- **Stated exercise**
Locate the word "label" in the material, then show every line that holds it.

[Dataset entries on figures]
▼

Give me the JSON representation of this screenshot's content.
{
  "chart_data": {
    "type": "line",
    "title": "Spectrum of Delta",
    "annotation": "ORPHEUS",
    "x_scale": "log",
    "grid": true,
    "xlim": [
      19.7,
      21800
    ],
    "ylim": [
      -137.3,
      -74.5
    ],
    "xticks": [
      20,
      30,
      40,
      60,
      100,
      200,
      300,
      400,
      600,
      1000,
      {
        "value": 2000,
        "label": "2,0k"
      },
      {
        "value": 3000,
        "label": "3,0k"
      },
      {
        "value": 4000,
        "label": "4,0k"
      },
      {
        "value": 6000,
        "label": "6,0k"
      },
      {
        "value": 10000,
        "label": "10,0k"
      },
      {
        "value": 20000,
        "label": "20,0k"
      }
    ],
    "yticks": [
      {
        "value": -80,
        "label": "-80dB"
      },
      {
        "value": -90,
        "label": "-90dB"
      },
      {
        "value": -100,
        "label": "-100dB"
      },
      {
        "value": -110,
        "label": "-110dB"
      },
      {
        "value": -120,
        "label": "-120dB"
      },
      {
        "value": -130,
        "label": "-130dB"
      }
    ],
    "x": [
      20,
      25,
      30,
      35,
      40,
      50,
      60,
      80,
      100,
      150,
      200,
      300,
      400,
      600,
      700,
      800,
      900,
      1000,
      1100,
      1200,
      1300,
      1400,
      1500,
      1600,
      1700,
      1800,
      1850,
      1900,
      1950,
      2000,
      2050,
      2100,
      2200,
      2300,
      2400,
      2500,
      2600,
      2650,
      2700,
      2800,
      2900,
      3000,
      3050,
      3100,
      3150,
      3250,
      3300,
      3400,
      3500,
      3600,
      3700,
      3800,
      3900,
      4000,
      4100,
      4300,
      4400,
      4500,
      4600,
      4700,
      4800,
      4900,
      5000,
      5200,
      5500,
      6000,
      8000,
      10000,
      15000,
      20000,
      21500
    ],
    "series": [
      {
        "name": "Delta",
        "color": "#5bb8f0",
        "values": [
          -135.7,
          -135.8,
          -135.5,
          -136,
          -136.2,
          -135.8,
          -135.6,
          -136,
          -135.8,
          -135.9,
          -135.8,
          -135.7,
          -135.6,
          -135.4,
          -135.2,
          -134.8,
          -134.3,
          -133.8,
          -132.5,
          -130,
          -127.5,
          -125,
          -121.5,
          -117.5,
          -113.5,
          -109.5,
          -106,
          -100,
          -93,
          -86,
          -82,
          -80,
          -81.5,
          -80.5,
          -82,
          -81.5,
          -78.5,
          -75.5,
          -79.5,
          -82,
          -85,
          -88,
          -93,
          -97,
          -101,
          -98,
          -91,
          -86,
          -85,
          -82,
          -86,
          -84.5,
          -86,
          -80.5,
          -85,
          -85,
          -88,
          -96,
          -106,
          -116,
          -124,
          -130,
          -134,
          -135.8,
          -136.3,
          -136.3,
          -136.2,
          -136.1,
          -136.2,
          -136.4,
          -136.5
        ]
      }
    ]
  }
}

▲

- **Complete response**
        "label": "2,0k"
        "label": "3,0k"
        "label": "4,0k"
        "label": "6,0k"
        "label": "10,0k"
        "label": "20,0k"
        "label": "-80dB"
        "label": "-90dB"
        "label": "-100dB"
        "label": "-110dB"
        "label": "-120dB"
        "label": "-130dB"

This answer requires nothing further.